Omit the pictures and return every entry exactly as written.

★ ★ ★ ★ ★ ★ ★

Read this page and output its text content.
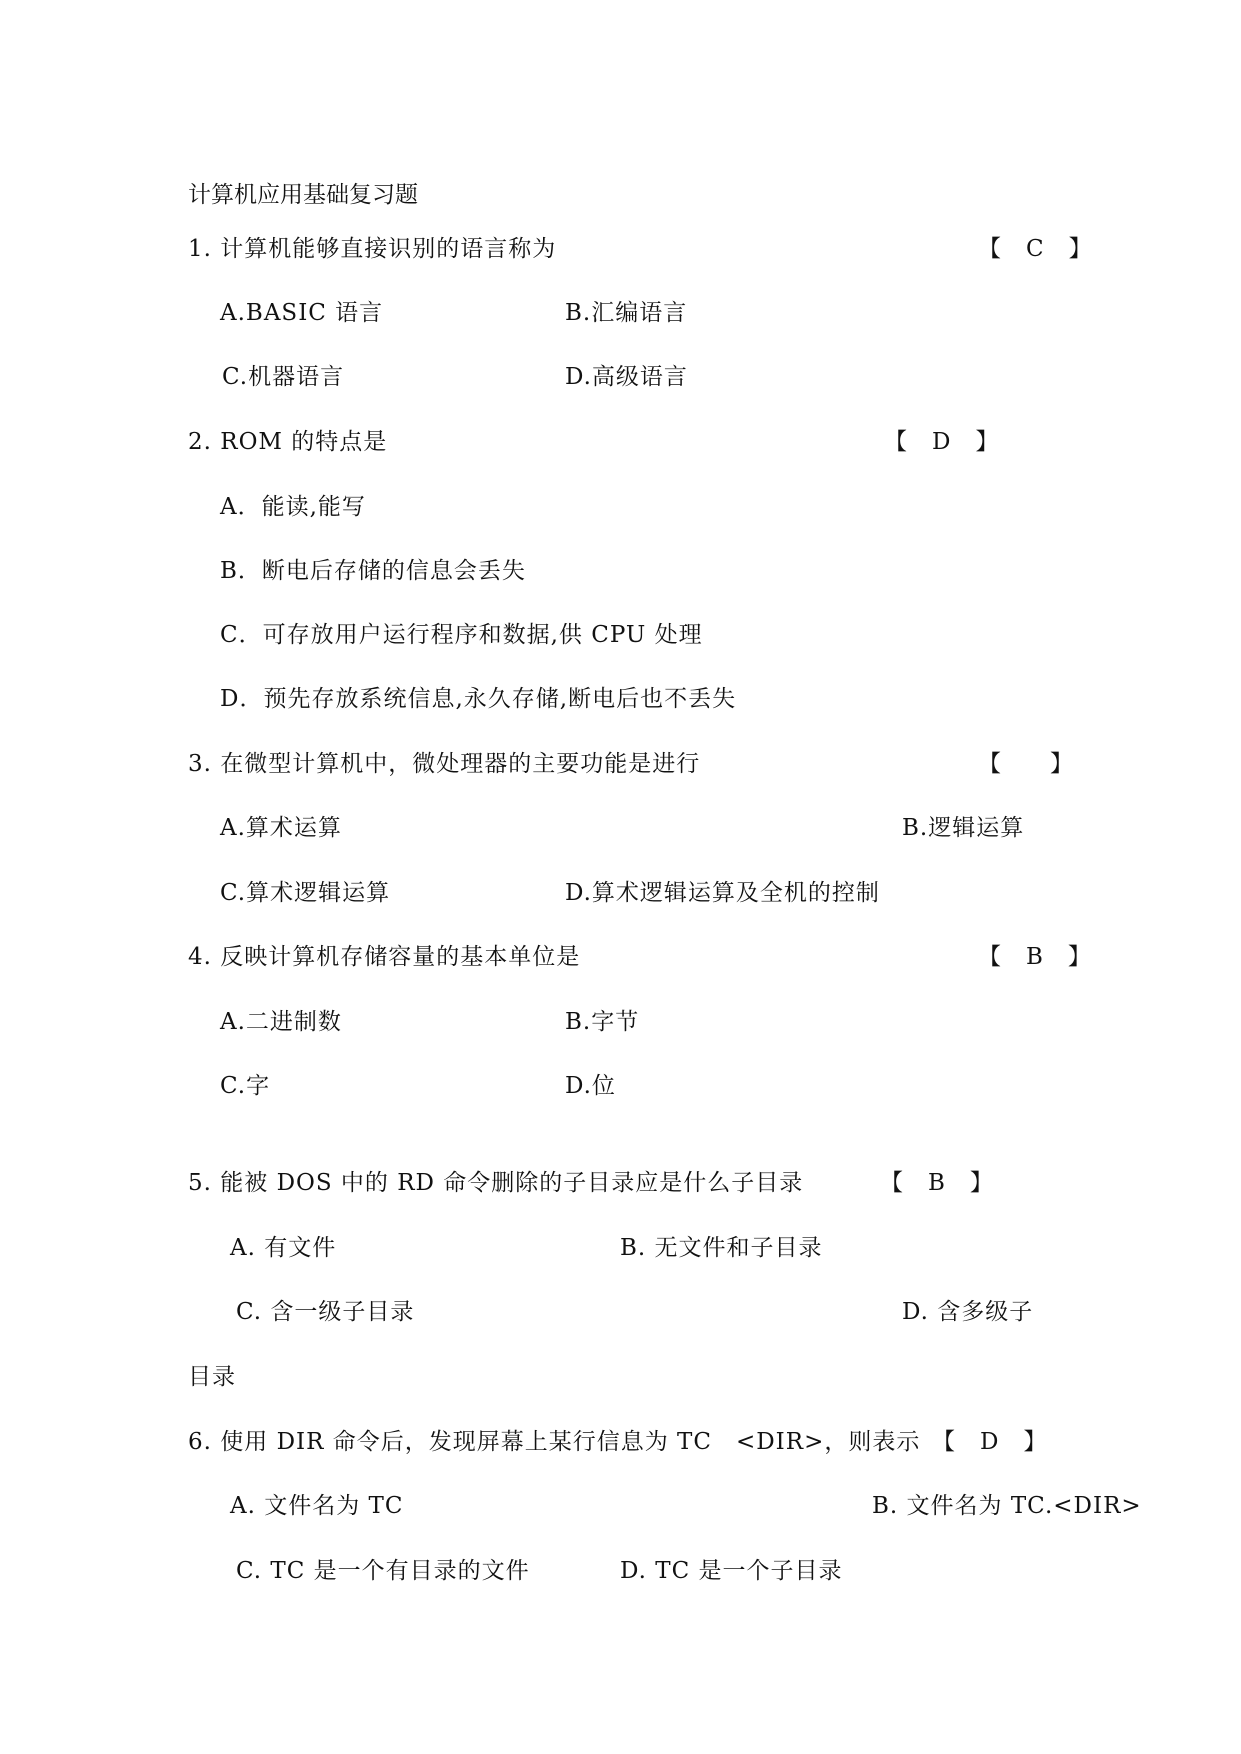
计算机应用基础复习题
1. 计算机能够直接识别的语言称为	【　C　】
A.BASIC 语言	B.汇编语言
C.机器语言	D.高级语言
2. ROM 的特点是	【　D　】
A．能读,能写
B．断电后存储的信息会丢失
C．可存放用户运行程序和数据,供 CPU 处理
D．预先存放系统信息,永久存储,断电后也不丢失
3. 在微型计算机中，微处理器的主要功能是进行	【　　】
A.算术运算	B.逻辑运算
C.算术逻辑运算	D.算术逻辑运算及全机的控制
4. 反映计算机存储容量的基本单位是	【　B　】
A.二进制数	B.字节
C.字	D.位
5. 能被 DOS 中的 RD 命令删除的子目录应是什么子目录	【　B　】
A. 有文件	B. 无文件和子目录
C. 含一级子目录	D. 含多级子
目录
6. 使用 DIR 命令后，发现屏幕上某行信息为 TC　<DIR>，则表示 【　D　】
A. 文件名为 TC	B. 文件名为 TC.<DIR>
C. TC 是一个有目录的文件	D. TC 是一个子目录
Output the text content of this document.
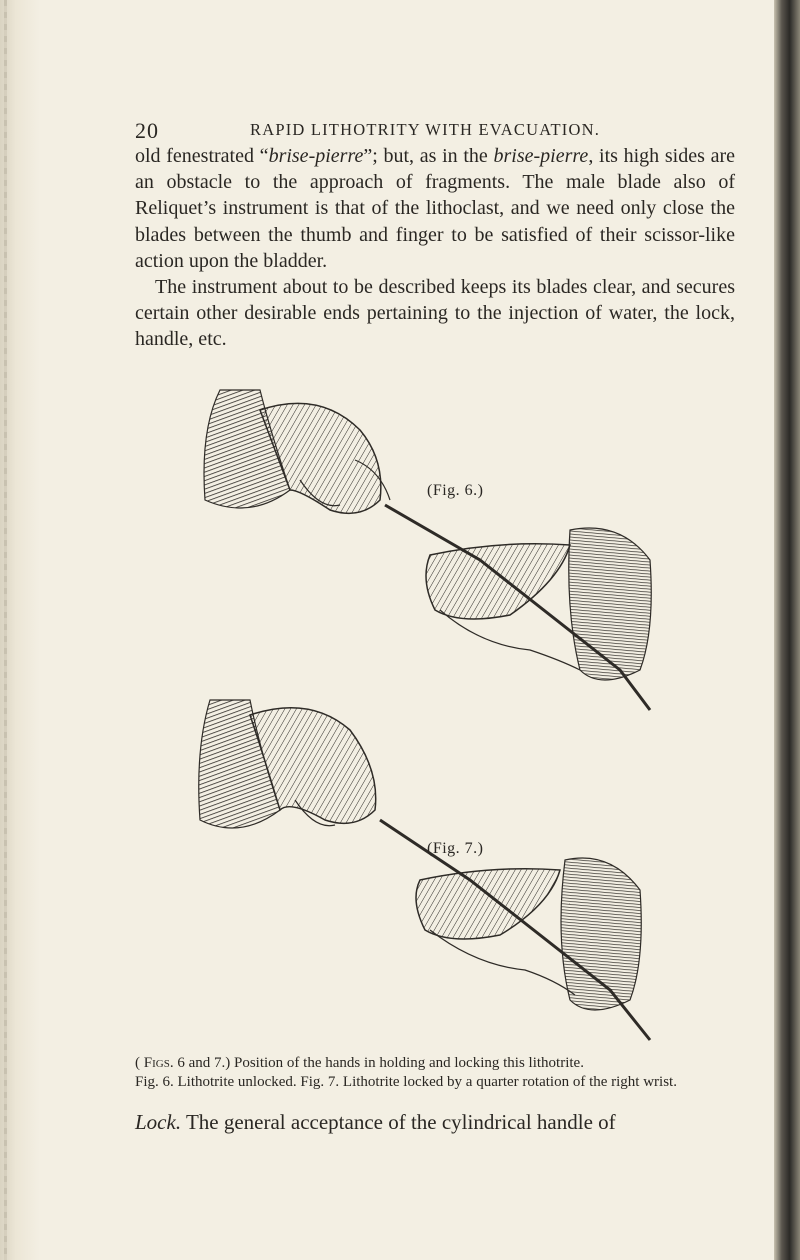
20	RAPID LITHOTRITY WITH EVACUATION.

old fenestrated “brise-pierre”; but, as in the brise-pierre, its high sides are an obstacle to the approach of fragments. The male blade also of Reliquet’s instrument is that of the lithoclast, and we need only close the blades between the thumb and finger to be satisfied of their scissor-like action upon the bladder.

The instrument about to be described keeps its blades clear, and secures certain other desirable ends pertaining to the injection of water, the lock, handle, etc.

(Fig. 6.)
(Fig. 7.)

( Figs. 6 and 7.) Position of the hands in holding and locking this lithotrite.

Fig. 6. Lithotrite unlocked. Fig. 7. Lithotrite locked by a quarter rotation of the right wrist.

Lock. The general acceptance of the cylindrical handle of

★ ★ ★ ★ ★ ★ ★

→ CORRECT RESULT
Read this page and output its text content.
计算机应用基础复习题
1. 计算机能够直接识别的语言称为	【　C　】
A.BASIC 语言	B.汇编语言
C.机器语言	D.高级语言
2. ROM 的特点是	【　D　】
A．能读,能写
B．断电后存储的信息会丢失
C．可存放用户运行程序和数据,供 CPU 处理
D．预先存放系统信息,永久存储,断电后也不丢失
3. 在微型计算机中，微处理器的主要功能是进行	【　　】
A.算术运算	B.逻辑运算
C.算术逻辑运算	D.算术逻辑运算及全机的控制
4. 反映计算机存储容量的基本单位是	【　B　】
A.二进制数	B.字节
C.字	D.位
5. 能被 DOS 中的 RD 命令删除的子目录应是什么子目录	【　B　】
A. 有文件	B. 无文件和子目录
C. 含一级子目录	D. 含多级子
目录
6. 使用 DIR 命令后，发现屏幕上某行信息为 TC　<DIR>，则表示 【　D　】
A. 文件名为 TC	B. 文件名为 TC.<DIR>
C. TC 是一个有目录的文件	D. TC 是一个子目录
Output the text content of this document.
20	RAPID LITHOTRITY WITH EVACUATION.

old fenestrated “brise-pierre”; but, as in the brise-pierre, its high sides are an obstacle to the approach of fragments. The male blade also of Reliquet’s instrument is that of the lithoclast, and we need only close the blades between the thumb and finger to be satisfied of their scissor-like action upon the bladder.

The instrument about to be described keeps its blades clear, and secures certain other desirable ends pertaining to the injection of water, the lock, handle, etc.

(Fig. 6.)
(Fig. 7.)

( Figs. 6 and 7.) Position of the hands in holding and locking this lithotrite.

Fig. 6. Lithotrite unlocked. Fig. 7. Lithotrite locked by a quarter rotation of the right wrist.

Lock. The general acceptance of the cylindrical handle of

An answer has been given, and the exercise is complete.